■ **TASK INPUTS**
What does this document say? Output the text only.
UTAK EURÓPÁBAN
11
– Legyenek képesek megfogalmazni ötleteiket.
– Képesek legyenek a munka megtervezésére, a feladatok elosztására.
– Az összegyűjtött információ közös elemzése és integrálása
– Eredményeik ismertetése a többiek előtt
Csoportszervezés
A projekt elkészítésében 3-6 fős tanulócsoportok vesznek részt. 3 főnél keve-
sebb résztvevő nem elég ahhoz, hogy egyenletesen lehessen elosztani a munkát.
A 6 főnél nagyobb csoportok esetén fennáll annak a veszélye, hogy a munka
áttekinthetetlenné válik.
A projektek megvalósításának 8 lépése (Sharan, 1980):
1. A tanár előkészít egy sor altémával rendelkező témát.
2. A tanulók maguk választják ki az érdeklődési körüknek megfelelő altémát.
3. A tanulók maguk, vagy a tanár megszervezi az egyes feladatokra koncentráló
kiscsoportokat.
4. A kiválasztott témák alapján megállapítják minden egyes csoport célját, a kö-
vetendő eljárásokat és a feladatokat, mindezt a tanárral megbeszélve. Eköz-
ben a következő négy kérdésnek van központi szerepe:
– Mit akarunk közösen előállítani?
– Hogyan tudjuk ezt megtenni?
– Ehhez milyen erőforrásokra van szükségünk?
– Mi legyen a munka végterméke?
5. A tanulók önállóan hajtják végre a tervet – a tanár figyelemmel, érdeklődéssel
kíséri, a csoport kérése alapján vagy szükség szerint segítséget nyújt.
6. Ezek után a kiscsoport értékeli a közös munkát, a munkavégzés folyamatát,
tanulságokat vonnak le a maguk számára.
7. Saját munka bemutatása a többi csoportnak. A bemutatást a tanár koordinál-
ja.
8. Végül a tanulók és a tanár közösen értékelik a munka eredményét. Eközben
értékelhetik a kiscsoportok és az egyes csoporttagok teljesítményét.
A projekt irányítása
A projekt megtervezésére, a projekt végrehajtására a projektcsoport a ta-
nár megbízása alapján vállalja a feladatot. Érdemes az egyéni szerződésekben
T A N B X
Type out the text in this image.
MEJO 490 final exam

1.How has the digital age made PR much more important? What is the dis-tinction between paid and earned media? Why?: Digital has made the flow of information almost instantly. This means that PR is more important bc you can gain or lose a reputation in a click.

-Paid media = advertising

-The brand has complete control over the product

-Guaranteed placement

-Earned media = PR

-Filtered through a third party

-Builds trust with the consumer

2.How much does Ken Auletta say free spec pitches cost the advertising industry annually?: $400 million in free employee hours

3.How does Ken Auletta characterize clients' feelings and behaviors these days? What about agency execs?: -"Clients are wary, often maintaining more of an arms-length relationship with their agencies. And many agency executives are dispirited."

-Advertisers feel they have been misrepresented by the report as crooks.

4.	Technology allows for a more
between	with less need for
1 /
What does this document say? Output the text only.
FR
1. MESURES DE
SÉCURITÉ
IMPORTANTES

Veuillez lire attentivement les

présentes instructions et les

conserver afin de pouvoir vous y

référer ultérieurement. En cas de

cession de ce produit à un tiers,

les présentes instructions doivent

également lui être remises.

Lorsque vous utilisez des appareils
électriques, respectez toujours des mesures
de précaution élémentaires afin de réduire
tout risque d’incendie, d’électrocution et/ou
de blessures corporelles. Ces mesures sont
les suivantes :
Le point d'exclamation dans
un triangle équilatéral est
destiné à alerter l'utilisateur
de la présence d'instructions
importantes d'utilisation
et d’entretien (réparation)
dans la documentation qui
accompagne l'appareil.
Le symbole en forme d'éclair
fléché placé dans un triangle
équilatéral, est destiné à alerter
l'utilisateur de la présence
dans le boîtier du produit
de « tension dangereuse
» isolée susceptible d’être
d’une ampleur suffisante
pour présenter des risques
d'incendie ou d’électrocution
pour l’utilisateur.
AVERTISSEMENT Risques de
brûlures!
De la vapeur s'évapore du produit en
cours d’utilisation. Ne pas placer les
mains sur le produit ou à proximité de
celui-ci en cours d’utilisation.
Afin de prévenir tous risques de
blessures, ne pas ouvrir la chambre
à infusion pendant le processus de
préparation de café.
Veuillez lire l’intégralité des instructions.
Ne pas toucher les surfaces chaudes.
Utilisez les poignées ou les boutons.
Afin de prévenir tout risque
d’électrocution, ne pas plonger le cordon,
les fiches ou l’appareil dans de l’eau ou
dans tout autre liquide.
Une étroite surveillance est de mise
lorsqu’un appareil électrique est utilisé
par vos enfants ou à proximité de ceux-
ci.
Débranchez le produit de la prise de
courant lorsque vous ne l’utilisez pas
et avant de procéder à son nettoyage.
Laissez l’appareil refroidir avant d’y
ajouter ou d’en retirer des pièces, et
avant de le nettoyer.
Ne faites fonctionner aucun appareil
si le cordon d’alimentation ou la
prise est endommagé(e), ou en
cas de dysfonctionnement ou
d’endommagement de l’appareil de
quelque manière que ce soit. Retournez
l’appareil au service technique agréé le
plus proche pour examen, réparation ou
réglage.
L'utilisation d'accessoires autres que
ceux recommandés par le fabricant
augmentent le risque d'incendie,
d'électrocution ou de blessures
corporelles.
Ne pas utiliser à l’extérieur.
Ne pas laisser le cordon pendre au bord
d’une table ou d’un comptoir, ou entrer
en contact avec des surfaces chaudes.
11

■ **WHAT YOU HAVE TO DO**
Search the entries for the word "more", then gather every line that has it.

■ **ANSWER TO THIS PROBLEM**
1.How has the digital age made PR much more important? What is the dis-tinction between paid and earned media? Why?: Digital has made the flow of information almost instantly. This means that PR is more important bc you can gain or lose a reputation in a click.
3.How does Ken Auletta characterize clients' feelings and behaviors these days? What about agency execs?: -"Clients are wary, often maintaining more of an arms-length relationship with their agencies. And many agency executives are dispirited."
4.	Technology allows for a more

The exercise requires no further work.